The request:
Repeat the data word for word. Do not include the pictures.

(Collection entries)
—————

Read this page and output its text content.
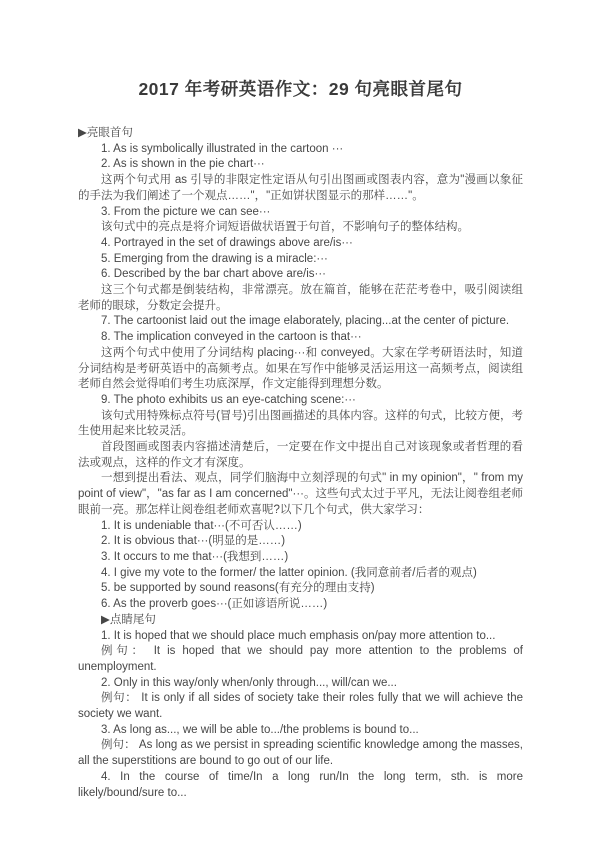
2017 年考研英语作文：29 句亮眼首尾句

▶亮眼首句

1. As is symbolically illustrated in the cartoon ···

2. As is shown in the pie chart···

这两个句式用 as 引导的非限定性定语从句引出图画或图表内容，意为"漫画以象征的手法为我们阐述了一个观点……"，"正如饼状图显示的那样……"。

3. From the picture we can see···

该句式中的亮点是将介词短语做状语置于句首，不影响句子的整体结构。

4. Portrayed in the set of drawings above are/is···

5. Emerging from the drawing is a miracle:···

6. Described by the bar chart above are/is···

这三个句式都是倒装结构，非常漂亮。放在篇首，能够在茫茫考卷中，吸引阅读组老师的眼球，分数定会提升。

7. The cartoonist laid out the image elaborately, placing...at the center of picture.

8. The implication conveyed in the cartoon is that···

这两个句式中使用了分词结构 placing···和 conveyed。大家在学考研语法时，知道分词结构是考研英语中的高频考点。如果在写作中能够灵活运用这一高频考点，阅读组老师自然会觉得咱们考生功底深厚，作文定能得到理想分数。

9. The photo exhibits us an eye-catching scene:···

该句式用特殊标点符号(冒号)引出图画描述的具体内容。这样的句式，比较方便，考生使用起来比较灵活。

首段图画或图表内容描述清楚后，一定要在作文中提出自己对该现象或者哲理的看法或观点，这样的作文才有深度。

一想到提出看法、观点，同学们脑海中立刻浮现的句式" in my opinion"，" from my point of view"，"as far as I am concerned"···。这些句式太过于平凡，无法让阅卷组老师眼前一亮。那怎样让阅卷组老师欢喜呢?以下几个句式，供大家学习：

1. It is undeniable that···(不可否认……)

2. It is obvious that···(明显的是……)

3. It occurs to me that···(我想到……)

4. I give my vote to the former/ the latter opinion. (我同意前者/后者的观点)

5. be supported by sound reasons(有充分的理由支持)

6. As the proverb goes···(正如谚语所说……)

▶点睛尾句

1. It is hoped that we should place much emphasis on/pay more attention to...

例句： It is hoped that we should pay more attention to the problems of unemployment.

2. Only in this way/only when/only through..., will/can we...

例句： It is only if all sides of society take their roles fully that we will achieve the society we want.

3. As long as..., we will be able to.../the problems is bound to...

例句： As long as we persist in spreading scientific knowledge among the masses, all the superstitions are bound to go out of our life.

4. In the course of time/In a long run/In the long term, sth. is more likely/bound/sure to...
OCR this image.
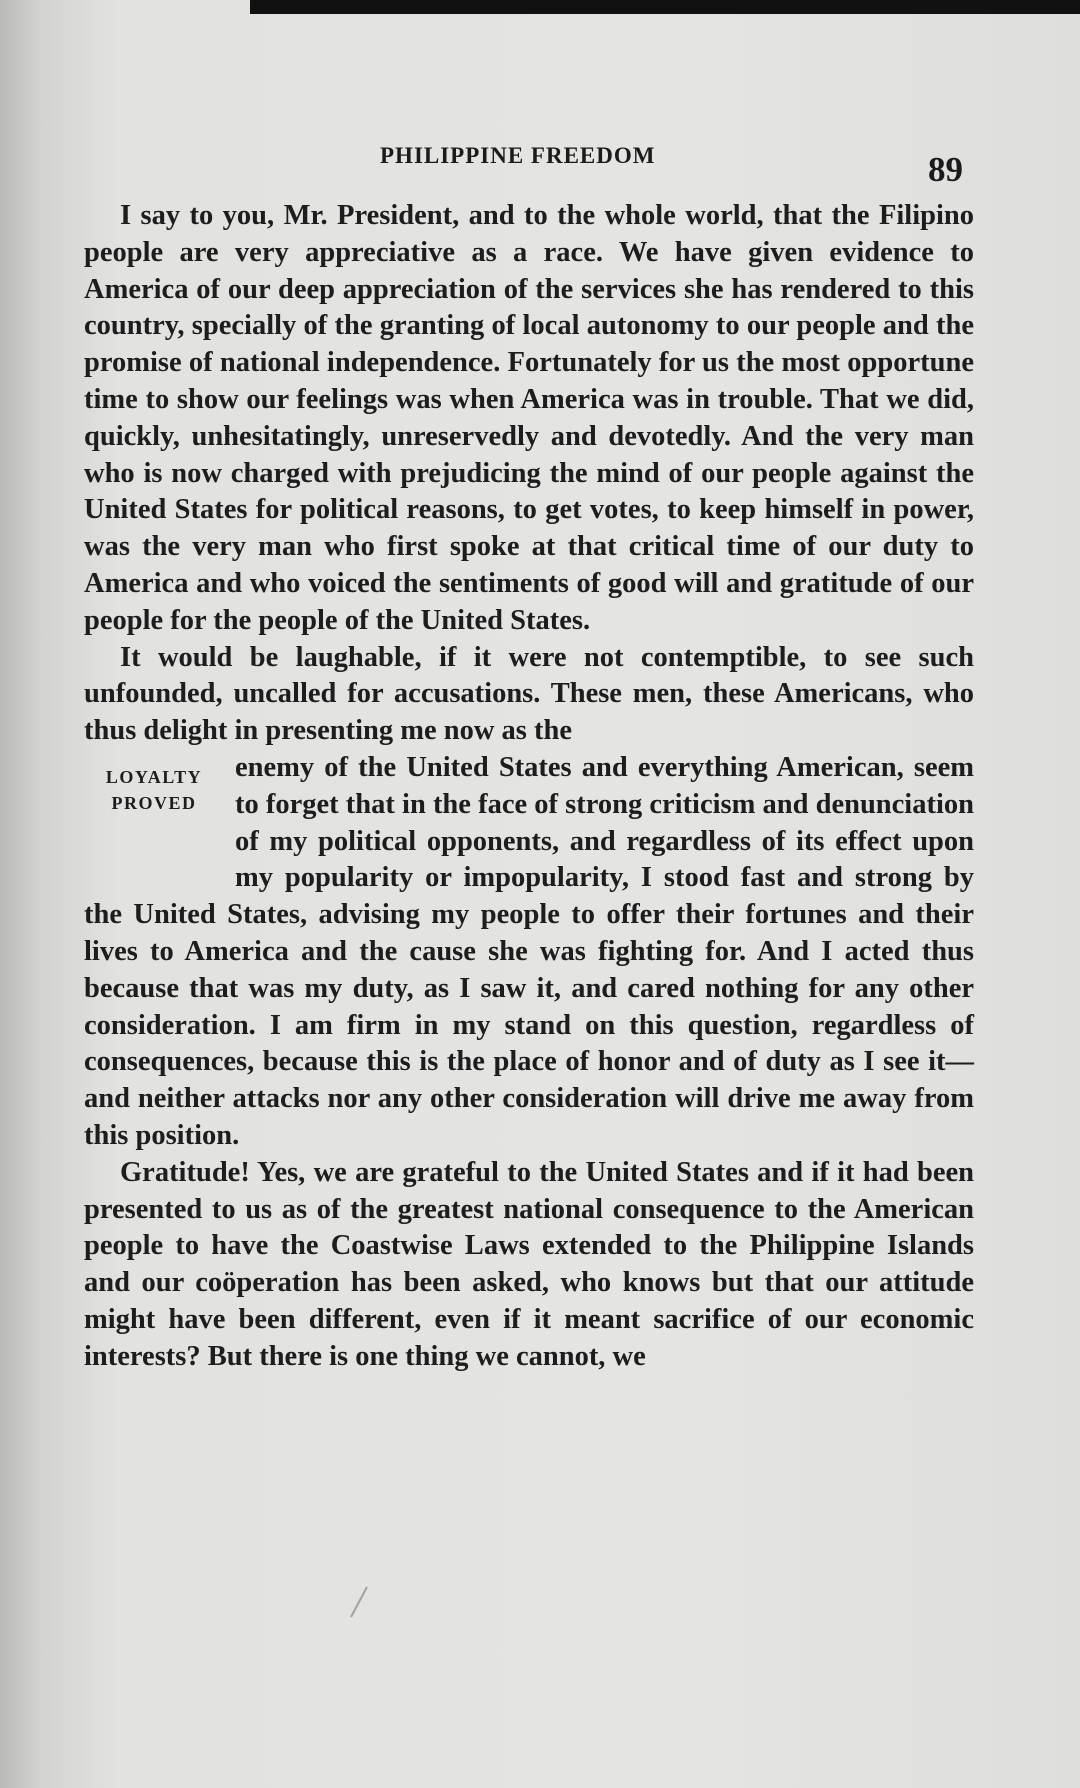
PHILIPPINE FREEDOM	89

I say to you, Mr. President, and to the whole world, that the Filipino people are very appreciative as a race. We have given evidence to America of our deep appreciation of the services she has rendered to this country, specially of the granting of local autonomy to our people and the promise of national independence. Fortunately for us the most opportune time to show our feelings was when America was in trouble. That we did, quickly, unhesitatingly, unreservedly and devotedly. And the very man who is now charged with prejudicing the mind of our people against the United States for political reasons, to get votes, to keep himself in power, was the very man who first spoke at that critical time of our duty to America and who voiced the sentiments of good will and gratitude of our people for the people of the United States.

It would be laughable, if it were not contemptible, to see such unfounded, uncalled for accusations. These men, these Americans, who thus delight in presenting me now as the

LOYALTY
PROVED
enemy of the United States and everything American, seem to forget that in the face of strong criticism and denunciation of my political opponents, and regardless of its effect upon my popularity or impopularity, I stood fast and strong by the United States, advising my people to offer their fortunes and their lives to America and the cause she was fighting for. And I acted thus because that was my duty, as I saw it, and cared nothing for any other consideration. I am firm in my stand on this question, regardless of consequences, because this is the place of honor and of duty as I see it—and neither attacks nor any other consideration will drive me away from this position.

Gratitude! Yes, we are grateful to the United States and if it had been presented to us as of the greatest national consequence to the American people to have the Coastwise Laws extended to the Philippine Islands and our coöperation has been asked, who knows but that our attitude might have been different, even if it meant sacrifice of our economic interests? But there is one thing we cannot, we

—————

Expected output:
Read this page and output its text content.
2017 年考研英语作文：29 句亮眼首尾句

▶亮眼首句

1. As is symbolically illustrated in the cartoon ···

2. As is shown in the pie chart···

这两个句式用 as 引导的非限定性定语从句引出图画或图表内容，意为"漫画以象征的手法为我们阐述了一个观点……"，"正如饼状图显示的那样……"。

3. From the picture we can see···

该句式中的亮点是将介词短语做状语置于句首，不影响句子的整体结构。

4. Portrayed in the set of drawings above are/is···

5. Emerging from the drawing is a miracle:···

6. Described by the bar chart above are/is···

这三个句式都是倒装结构，非常漂亮。放在篇首，能够在茫茫考卷中，吸引阅读组老师的眼球，分数定会提升。

7. The cartoonist laid out the image elaborately, placing...at the center of picture.

8. The implication conveyed in the cartoon is that···

这两个句式中使用了分词结构 placing···和 conveyed。大家在学考研语法时，知道分词结构是考研英语中的高频考点。如果在写作中能够灵活运用这一高频考点，阅读组老师自然会觉得咱们考生功底深厚，作文定能得到理想分数。

9. The photo exhibits us an eye-catching scene:···

该句式用特殊标点符号(冒号)引出图画描述的具体内容。这样的句式，比较方便，考生使用起来比较灵活。

首段图画或图表内容描述清楚后，一定要在作文中提出自己对该现象或者哲理的看法或观点，这样的作文才有深度。

一想到提出看法、观点，同学们脑海中立刻浮现的句式" in my opinion"，" from my point of view"，"as far as I am concerned"···。这些句式太过于平凡，无法让阅卷组老师眼前一亮。那怎样让阅卷组老师欢喜呢?以下几个句式，供大家学习：

1. It is undeniable that···(不可否认……)

2. It is obvious that···(明显的是……)

3. It occurs to me that···(我想到……)

4. I give my vote to the former/ the latter opinion. (我同意前者/后者的观点)

5. be supported by sound reasons(有充分的理由支持)

6. As the proverb goes···(正如谚语所说……)

▶点睛尾句

1. It is hoped that we should place much emphasis on/pay more attention to...

例句： It is hoped that we should pay more attention to the problems of unemployment.

2. Only in this way/only when/only through..., will/can we...

例句： It is only if all sides of society take their roles fully that we will achieve the society we want.

3. As long as..., we will be able to.../the problems is bound to...

例句： As long as we persist in spreading scientific knowledge among the masses, all the superstitions are bound to go out of our life.

4. In the course of time/In a long run/In the long term, sth. is more likely/bound/sure to...
OCR this image.
PHILIPPINE FREEDOM	89

I say to you, Mr. President, and to the whole world, that the Filipino people are very appreciative as a race. We have given evidence to America of our deep appreciation of the services she has rendered to this country, specially of the granting of local autonomy to our people and the promise of national independence. Fortunately for us the most opportune time to show our feelings was when America was in trouble. That we did, quickly, unhesitatingly, unreservedly and devotedly. And the very man who is now charged with prejudicing the mind of our people against the United States for political reasons, to get votes, to keep himself in power, was the very man who first spoke at that critical time of our duty to America and who voiced the sentiments of good will and gratitude of our people for the people of the United States.

It would be laughable, if it were not contemptible, to see such unfounded, uncalled for accusations. These men, these Americans, who thus delight in presenting me now as the

LOYALTY
PROVED
enemy of the United States and everything American, seem to forget that in the face of strong criticism and denunciation of my political opponents, and regardless of its effect upon my popularity or impopularity, I stood fast and strong by the United States, advising my people to offer their fortunes and their lives to America and the cause she was fighting for. And I acted thus because that was my duty, as I saw it, and cared nothing for any other consideration. I am firm in my stand on this question, regardless of consequences, because this is the place of honor and of duty as I see it—and neither attacks nor any other consideration will drive me away from this position.

Gratitude! Yes, we are grateful to the United States and if it had been presented to us as of the greatest national consequence to the American people to have the Coastwise Laws extended to the Philippine Islands and our coöperation has been asked, who knows but that our attitude might have been different, even if it meant sacrifice of our economic interests? But there is one thing we cannot, we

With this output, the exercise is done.